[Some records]
---+---

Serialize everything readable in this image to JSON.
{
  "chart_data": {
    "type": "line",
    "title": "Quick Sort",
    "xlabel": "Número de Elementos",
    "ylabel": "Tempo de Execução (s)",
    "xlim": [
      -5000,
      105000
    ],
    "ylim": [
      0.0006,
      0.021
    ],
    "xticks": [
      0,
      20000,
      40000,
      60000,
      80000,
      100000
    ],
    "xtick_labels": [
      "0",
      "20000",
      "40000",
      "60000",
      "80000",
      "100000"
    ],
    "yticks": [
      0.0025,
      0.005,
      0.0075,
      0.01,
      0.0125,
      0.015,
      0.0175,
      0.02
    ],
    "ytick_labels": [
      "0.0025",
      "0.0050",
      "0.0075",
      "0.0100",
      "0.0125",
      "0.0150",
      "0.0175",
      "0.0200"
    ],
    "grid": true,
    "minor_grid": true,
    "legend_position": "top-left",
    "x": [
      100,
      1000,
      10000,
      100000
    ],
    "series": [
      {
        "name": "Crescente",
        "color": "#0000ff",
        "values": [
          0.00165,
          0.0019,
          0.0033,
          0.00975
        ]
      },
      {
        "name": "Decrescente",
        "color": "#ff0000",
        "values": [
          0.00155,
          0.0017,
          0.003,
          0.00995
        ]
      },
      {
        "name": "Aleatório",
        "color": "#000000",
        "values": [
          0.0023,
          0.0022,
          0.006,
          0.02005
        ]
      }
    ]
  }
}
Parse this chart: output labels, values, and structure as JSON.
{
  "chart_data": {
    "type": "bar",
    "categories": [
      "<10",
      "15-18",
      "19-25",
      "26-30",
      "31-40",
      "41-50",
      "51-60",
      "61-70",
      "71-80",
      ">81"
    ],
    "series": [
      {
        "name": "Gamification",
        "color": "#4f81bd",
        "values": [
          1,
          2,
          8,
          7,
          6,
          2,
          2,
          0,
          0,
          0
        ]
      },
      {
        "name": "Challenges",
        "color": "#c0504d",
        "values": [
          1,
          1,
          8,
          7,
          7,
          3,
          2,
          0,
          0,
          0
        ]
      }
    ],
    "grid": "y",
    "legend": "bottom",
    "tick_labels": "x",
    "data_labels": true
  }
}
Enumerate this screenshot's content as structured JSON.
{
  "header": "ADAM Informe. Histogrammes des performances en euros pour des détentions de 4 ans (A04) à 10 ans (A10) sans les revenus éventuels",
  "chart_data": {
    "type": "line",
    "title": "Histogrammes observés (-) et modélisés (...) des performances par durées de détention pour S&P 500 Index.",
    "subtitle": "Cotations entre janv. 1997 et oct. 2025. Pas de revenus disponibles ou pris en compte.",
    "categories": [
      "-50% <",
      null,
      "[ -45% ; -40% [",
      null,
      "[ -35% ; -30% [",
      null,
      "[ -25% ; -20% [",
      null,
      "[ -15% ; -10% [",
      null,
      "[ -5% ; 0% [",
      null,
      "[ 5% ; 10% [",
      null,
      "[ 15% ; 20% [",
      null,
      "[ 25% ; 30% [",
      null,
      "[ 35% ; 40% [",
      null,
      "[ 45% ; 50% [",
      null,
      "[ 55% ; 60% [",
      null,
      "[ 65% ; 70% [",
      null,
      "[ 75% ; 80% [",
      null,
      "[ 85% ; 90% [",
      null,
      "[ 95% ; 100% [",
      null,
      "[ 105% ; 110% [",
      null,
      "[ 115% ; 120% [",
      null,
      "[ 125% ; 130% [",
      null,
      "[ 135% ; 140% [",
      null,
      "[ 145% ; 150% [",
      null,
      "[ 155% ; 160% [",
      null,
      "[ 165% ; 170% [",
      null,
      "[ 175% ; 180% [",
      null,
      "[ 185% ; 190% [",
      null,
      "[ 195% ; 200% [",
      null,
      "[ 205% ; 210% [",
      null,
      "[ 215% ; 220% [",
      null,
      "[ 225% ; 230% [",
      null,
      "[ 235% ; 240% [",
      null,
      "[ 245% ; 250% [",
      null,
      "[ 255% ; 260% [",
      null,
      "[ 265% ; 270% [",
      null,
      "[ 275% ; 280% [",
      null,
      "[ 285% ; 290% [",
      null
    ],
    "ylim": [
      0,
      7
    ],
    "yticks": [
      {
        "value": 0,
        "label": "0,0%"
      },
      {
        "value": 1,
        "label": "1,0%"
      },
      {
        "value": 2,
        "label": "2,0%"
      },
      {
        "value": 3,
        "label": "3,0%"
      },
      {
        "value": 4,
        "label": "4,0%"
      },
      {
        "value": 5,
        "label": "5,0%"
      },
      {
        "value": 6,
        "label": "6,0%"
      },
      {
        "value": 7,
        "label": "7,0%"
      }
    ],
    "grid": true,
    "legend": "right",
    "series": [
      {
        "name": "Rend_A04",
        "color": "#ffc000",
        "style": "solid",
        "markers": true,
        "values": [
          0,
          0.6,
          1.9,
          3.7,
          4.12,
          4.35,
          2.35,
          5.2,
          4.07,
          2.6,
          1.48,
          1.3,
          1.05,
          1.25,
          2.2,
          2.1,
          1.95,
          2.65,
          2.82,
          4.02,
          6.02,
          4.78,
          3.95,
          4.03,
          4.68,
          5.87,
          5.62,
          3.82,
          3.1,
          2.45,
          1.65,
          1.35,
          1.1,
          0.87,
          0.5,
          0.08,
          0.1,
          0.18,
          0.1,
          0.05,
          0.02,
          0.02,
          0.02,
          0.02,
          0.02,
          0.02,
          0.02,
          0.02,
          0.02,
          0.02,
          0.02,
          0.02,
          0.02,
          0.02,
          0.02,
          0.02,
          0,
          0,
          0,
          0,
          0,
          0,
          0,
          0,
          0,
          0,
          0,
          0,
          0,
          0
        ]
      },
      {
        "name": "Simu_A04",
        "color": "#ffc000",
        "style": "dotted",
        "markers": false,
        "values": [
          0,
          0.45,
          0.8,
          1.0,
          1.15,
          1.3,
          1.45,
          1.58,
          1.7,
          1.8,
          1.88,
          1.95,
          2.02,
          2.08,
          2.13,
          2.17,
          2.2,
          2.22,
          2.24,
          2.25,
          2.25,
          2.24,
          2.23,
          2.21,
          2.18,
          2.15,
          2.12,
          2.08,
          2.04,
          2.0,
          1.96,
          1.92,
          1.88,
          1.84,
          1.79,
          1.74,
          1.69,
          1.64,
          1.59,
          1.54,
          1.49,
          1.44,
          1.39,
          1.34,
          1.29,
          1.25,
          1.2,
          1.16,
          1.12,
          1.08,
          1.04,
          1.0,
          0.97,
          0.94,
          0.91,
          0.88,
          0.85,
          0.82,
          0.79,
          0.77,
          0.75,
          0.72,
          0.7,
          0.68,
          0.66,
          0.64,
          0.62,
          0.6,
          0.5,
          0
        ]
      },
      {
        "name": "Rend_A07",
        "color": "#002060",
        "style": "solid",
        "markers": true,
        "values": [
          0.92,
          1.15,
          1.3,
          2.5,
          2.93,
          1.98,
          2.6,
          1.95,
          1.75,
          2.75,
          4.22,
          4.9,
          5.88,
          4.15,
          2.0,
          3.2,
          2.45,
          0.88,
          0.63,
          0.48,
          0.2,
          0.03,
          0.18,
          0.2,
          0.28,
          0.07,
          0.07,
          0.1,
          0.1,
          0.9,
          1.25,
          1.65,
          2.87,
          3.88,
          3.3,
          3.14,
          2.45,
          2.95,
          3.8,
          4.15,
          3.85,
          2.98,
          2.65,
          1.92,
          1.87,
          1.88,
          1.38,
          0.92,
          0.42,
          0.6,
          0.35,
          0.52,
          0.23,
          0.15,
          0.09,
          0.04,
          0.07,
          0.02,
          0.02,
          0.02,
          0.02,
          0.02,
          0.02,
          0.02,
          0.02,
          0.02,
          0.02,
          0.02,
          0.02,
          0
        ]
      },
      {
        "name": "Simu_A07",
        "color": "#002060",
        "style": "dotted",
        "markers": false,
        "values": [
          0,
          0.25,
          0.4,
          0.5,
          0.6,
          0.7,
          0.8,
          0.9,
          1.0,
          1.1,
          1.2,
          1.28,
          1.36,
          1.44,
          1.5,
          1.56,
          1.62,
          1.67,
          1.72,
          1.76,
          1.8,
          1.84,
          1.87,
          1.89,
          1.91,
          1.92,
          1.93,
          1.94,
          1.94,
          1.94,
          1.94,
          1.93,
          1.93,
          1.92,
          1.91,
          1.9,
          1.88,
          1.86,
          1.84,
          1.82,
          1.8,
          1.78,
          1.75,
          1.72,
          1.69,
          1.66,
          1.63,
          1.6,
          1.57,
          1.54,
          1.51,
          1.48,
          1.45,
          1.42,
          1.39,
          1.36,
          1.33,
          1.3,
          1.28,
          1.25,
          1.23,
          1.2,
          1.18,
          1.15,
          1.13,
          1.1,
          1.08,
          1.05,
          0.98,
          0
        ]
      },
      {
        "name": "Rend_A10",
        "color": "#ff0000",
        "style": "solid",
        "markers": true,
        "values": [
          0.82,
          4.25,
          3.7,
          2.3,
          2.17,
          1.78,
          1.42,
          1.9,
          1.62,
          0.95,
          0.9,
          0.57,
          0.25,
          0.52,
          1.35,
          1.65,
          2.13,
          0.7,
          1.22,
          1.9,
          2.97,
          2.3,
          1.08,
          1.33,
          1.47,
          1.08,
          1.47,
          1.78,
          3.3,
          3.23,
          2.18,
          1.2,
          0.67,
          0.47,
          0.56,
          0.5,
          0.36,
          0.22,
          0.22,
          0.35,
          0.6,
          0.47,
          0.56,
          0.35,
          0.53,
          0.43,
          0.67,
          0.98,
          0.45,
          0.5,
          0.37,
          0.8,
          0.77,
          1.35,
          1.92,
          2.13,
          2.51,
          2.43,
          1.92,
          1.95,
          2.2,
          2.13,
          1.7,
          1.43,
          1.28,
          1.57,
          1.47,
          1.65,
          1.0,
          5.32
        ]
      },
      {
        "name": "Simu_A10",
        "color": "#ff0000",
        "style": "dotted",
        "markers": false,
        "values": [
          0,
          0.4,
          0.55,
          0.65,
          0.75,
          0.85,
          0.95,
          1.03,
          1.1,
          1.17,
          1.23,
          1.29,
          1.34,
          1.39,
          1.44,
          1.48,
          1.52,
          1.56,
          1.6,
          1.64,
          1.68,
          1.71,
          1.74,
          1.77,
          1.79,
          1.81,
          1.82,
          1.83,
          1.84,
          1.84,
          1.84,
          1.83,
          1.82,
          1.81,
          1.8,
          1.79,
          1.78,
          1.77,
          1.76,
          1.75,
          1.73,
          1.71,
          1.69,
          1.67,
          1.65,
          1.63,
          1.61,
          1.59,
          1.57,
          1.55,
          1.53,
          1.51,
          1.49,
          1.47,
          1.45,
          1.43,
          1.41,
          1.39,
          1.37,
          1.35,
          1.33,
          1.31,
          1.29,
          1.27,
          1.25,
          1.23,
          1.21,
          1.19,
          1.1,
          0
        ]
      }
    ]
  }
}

---+---

Among the entries above, how many lines hold the word "name"? Reply with only that number.

> **Finished answer**: 11